## EXERCISE GOAL
From the records below, pull each line that has "icon".

## ROWS

⟨

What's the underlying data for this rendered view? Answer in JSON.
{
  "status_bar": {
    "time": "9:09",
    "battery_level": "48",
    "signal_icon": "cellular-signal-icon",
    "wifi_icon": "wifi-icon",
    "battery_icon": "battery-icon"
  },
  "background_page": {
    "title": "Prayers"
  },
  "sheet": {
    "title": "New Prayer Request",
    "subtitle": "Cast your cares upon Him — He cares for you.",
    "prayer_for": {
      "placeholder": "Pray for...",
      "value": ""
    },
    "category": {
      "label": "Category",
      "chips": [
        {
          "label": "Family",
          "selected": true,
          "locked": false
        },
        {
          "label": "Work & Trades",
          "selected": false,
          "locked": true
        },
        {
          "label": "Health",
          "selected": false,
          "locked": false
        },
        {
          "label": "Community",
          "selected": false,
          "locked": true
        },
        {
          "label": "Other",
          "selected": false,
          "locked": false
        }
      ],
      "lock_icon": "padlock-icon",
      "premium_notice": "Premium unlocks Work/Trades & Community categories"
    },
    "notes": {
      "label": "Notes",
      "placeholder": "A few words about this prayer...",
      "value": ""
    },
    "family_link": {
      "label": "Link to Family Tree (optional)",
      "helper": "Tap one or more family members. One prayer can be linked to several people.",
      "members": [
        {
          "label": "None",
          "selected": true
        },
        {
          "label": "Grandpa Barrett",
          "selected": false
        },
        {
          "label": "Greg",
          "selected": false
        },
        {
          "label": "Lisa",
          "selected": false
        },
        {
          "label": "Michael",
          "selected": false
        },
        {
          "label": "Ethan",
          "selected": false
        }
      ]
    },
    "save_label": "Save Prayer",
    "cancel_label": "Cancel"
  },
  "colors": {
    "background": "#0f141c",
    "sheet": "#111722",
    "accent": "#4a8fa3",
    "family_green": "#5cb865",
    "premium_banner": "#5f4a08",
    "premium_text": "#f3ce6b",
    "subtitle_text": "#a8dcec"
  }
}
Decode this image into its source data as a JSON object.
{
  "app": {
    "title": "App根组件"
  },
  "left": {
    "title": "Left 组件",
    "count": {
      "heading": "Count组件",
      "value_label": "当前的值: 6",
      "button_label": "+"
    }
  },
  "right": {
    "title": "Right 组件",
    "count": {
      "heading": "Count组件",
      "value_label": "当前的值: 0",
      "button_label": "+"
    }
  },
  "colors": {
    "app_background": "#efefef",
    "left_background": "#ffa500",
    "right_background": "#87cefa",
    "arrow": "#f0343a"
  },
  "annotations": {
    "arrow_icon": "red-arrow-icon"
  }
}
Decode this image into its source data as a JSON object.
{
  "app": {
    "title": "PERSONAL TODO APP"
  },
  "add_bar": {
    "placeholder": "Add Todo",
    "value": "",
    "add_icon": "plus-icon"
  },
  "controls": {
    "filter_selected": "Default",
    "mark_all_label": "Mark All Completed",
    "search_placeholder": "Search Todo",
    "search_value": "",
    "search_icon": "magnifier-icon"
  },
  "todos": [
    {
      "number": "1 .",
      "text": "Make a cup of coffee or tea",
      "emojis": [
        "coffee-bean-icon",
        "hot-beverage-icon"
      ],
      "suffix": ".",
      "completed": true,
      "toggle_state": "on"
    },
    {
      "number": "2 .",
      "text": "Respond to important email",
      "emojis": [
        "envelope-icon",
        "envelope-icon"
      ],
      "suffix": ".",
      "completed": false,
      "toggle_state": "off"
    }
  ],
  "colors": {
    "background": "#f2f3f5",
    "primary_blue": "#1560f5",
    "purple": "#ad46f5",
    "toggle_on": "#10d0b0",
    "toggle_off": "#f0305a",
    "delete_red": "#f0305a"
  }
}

⟩

## SOLVED EXERCISE
    "signal_icon": "cellular-signal-icon",
    "wifi_icon": "wifi-icon",
    "battery_icon": "battery-icon"
      "lock_icon": "padlock-icon",
    "arrow_icon": "red-arrow-icon"
    "add_icon": "plus-icon"
    "search_icon": "magnifier-icon"
        "coffee-bean-icon",
        "hot-beverage-icon"
        "envelope-icon",
        "envelope-icon"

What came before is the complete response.